TO BE DONE - Locate the word "органов" in the material, then show every line that holds it.

Stored entries

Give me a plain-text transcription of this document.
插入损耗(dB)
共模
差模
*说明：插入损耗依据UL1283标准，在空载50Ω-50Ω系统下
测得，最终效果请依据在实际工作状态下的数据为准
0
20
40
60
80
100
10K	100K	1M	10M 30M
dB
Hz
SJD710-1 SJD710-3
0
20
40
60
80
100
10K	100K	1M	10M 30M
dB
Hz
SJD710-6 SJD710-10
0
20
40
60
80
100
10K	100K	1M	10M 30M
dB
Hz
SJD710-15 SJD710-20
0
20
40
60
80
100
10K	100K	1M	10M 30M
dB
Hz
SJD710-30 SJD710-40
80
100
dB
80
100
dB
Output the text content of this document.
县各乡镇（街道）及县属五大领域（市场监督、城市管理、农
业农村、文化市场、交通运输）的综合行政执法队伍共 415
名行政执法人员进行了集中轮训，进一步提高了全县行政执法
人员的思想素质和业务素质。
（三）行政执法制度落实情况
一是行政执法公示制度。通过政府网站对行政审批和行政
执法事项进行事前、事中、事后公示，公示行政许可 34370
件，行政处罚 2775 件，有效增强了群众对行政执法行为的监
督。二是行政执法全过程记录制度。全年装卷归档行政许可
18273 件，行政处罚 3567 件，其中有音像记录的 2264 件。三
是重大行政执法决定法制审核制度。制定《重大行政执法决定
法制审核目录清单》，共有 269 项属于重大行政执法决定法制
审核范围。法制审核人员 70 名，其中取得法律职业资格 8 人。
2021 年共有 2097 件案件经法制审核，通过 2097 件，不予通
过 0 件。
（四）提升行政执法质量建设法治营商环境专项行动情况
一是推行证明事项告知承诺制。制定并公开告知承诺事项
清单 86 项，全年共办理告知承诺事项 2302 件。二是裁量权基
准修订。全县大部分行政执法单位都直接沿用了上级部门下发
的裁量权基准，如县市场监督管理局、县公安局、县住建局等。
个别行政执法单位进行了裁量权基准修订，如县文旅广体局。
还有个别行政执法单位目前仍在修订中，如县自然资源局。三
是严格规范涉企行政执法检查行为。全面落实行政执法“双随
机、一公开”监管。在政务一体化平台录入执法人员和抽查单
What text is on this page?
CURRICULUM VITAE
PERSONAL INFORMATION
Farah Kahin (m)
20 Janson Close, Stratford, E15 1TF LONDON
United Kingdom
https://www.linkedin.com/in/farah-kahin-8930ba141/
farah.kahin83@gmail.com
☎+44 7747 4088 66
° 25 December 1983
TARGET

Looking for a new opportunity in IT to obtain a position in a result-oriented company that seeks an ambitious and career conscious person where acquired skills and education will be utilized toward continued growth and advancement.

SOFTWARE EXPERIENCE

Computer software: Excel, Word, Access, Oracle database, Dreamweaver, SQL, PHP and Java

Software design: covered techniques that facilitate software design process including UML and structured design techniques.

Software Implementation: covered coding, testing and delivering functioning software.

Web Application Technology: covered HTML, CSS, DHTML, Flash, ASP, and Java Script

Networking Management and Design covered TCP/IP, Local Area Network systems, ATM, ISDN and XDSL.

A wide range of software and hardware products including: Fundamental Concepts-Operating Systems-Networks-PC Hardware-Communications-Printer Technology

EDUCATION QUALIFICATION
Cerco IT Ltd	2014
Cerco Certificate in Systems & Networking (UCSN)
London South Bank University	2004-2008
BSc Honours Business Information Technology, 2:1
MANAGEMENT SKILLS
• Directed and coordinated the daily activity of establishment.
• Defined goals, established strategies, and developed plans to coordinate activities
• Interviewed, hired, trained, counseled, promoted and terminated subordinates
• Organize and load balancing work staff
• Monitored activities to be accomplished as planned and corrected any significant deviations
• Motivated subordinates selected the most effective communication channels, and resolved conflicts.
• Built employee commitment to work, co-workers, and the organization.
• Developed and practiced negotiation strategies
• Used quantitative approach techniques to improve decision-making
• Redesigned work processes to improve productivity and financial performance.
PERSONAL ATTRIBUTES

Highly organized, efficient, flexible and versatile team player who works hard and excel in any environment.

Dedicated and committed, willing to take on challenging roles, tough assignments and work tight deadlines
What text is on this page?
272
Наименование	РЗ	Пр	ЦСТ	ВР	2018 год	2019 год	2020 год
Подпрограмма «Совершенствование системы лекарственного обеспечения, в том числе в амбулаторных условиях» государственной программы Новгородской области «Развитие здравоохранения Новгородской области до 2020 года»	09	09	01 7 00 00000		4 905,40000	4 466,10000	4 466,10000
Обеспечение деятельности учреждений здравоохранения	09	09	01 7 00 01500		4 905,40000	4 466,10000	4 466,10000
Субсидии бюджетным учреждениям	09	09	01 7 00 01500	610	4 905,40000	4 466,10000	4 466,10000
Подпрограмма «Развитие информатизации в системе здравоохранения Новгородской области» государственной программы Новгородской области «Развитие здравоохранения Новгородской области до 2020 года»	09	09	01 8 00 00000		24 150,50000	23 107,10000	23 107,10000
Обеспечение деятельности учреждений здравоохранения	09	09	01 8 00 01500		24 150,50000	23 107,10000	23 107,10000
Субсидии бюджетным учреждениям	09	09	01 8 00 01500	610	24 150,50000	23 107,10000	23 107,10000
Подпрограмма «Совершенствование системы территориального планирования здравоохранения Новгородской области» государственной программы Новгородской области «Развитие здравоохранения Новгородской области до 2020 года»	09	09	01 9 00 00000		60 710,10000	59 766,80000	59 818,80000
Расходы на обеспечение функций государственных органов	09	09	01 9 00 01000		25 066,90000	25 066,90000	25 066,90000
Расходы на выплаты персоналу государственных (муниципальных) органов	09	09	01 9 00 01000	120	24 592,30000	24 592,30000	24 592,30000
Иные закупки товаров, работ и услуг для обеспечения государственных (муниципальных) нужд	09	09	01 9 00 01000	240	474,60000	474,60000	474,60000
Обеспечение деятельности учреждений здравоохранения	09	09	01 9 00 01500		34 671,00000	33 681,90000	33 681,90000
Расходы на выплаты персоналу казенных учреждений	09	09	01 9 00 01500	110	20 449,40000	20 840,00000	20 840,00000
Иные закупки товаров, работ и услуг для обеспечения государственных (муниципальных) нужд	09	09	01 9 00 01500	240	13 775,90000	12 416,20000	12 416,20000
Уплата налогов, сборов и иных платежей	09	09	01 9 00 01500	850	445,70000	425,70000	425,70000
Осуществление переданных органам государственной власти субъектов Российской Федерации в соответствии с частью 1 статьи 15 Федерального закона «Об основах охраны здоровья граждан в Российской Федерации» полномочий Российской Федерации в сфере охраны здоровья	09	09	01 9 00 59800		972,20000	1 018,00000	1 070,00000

RESPONSE TO THE EXERCISE -
Расходы на обеспечение функций государственных органов	09	09	01 9 00 01000		25 066,90000	25 066,90000	25 066,90000
Расходы на выплаты персоналу государственных (муниципальных) органов	09	09	01 9 00 01000	120	24 592,30000	24 592,30000	24 592,30000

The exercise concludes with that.